— Begin DATASET ROWS —
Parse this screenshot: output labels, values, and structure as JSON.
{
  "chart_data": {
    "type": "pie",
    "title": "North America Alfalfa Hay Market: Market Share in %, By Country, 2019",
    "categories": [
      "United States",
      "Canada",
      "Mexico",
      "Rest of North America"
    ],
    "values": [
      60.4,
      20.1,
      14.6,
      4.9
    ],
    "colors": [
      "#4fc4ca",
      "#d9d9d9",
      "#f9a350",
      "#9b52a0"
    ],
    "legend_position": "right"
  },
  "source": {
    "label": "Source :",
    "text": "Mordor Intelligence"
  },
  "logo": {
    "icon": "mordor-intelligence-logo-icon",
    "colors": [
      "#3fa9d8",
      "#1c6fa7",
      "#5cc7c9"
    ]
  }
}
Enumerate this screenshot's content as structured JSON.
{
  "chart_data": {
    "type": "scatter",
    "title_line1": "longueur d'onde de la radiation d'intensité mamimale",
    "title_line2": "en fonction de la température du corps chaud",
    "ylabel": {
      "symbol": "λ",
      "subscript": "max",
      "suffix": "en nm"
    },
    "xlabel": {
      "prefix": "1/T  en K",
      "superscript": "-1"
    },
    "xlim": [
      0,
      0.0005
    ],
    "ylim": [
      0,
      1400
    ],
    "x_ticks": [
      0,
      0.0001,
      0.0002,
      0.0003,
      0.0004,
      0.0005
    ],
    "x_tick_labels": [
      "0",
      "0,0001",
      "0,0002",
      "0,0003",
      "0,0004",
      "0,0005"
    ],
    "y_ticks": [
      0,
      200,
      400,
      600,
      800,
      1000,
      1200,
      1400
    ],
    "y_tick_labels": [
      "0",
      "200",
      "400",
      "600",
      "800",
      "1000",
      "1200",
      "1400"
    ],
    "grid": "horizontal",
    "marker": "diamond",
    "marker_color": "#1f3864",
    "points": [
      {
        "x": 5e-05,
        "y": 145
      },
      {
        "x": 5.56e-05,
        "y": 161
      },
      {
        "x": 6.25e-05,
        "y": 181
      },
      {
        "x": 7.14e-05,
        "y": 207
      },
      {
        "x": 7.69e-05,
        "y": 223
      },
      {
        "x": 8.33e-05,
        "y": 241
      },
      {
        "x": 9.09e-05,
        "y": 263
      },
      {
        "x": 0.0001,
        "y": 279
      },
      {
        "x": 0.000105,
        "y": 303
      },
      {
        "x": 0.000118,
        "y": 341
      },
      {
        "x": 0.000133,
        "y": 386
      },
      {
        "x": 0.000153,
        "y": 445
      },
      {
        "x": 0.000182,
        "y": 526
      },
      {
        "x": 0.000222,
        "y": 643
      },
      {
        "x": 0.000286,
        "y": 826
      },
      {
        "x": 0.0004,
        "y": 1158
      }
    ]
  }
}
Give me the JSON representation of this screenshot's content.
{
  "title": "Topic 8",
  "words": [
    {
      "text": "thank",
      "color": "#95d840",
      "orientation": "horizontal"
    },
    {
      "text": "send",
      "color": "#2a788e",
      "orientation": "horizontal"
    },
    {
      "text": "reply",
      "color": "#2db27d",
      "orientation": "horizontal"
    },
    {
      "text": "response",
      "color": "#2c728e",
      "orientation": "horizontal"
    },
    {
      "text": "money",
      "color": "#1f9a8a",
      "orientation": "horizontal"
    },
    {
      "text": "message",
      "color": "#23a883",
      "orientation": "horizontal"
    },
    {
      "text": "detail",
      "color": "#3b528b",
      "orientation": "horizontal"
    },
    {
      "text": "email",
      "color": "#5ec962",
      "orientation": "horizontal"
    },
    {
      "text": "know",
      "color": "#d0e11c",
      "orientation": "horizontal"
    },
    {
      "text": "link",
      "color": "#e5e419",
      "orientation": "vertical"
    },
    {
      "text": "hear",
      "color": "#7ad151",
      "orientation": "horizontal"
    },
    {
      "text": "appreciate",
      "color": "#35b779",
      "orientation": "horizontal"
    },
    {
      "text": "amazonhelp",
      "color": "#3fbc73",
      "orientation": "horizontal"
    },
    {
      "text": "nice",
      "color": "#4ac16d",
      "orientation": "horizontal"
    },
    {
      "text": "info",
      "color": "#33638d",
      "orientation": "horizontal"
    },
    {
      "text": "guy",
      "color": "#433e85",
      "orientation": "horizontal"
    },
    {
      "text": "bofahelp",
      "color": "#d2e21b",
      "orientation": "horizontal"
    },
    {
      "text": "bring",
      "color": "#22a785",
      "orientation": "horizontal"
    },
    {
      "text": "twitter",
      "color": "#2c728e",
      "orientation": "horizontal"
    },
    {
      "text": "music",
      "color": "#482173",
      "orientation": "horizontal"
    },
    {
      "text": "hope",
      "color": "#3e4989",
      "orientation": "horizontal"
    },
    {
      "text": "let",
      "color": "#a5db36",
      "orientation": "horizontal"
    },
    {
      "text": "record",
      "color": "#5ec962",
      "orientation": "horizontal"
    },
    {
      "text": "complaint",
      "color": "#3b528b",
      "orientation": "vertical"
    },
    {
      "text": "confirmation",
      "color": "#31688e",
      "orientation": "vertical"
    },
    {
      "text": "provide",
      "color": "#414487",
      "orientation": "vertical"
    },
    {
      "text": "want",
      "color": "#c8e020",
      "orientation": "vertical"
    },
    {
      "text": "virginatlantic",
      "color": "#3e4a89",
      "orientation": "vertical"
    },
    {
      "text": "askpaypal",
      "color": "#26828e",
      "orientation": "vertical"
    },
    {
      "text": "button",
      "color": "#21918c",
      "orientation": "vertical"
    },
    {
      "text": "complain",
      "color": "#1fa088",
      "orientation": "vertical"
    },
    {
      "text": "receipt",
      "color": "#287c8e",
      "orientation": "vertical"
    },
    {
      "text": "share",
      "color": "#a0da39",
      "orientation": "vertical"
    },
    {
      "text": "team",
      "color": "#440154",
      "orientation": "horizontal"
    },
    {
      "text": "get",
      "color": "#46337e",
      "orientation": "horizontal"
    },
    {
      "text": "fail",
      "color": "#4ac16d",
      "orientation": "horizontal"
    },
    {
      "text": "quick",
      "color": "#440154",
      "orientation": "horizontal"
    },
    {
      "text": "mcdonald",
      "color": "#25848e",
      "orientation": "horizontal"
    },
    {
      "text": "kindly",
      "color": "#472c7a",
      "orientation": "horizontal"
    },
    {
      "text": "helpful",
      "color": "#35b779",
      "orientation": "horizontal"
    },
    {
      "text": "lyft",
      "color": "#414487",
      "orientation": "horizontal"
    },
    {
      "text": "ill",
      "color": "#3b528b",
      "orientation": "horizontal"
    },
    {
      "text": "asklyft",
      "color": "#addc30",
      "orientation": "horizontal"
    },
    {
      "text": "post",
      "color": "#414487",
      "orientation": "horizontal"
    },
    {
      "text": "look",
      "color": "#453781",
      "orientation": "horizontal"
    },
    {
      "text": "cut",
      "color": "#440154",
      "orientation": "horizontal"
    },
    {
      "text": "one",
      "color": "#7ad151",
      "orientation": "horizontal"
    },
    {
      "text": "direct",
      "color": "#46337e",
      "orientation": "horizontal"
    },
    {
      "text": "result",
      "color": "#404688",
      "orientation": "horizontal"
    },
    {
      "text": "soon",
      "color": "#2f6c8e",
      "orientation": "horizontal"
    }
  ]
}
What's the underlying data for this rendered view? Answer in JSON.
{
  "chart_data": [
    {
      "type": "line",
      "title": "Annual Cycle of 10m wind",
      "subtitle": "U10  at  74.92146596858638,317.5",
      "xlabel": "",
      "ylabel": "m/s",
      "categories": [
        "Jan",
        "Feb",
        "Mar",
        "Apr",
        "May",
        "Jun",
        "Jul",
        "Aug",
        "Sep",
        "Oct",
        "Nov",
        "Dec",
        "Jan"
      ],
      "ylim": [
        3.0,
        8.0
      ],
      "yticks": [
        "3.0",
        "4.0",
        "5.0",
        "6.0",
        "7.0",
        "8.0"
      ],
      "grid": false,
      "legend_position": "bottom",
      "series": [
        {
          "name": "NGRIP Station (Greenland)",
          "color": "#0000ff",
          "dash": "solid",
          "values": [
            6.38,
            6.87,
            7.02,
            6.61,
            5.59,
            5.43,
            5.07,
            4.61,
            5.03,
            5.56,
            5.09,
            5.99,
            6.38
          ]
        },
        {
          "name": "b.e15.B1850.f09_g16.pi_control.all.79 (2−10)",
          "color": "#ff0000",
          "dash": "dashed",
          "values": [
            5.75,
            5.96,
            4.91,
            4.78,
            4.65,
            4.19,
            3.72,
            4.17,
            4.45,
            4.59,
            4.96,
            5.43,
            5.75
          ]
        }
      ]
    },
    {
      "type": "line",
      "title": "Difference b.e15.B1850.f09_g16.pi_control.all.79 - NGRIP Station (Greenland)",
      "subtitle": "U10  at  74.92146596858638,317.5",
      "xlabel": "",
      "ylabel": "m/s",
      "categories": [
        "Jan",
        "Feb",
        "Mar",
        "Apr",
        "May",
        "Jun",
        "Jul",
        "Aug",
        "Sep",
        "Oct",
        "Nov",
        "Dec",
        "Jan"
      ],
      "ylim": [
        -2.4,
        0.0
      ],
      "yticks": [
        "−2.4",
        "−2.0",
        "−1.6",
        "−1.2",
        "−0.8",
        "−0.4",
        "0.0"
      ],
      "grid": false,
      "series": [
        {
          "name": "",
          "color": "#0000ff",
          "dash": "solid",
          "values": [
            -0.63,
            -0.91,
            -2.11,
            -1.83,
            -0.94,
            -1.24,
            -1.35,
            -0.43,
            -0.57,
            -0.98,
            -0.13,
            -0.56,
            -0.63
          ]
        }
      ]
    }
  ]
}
— End DATASET ROWS —
* BRIEF
Gather up every line from the listing above in which the word "content" occurs.

* SOLUTION TO THE EXERCISE
Enumerate this screenshot's content as structured JSON.
Give me the JSON representation of this screenshot's content.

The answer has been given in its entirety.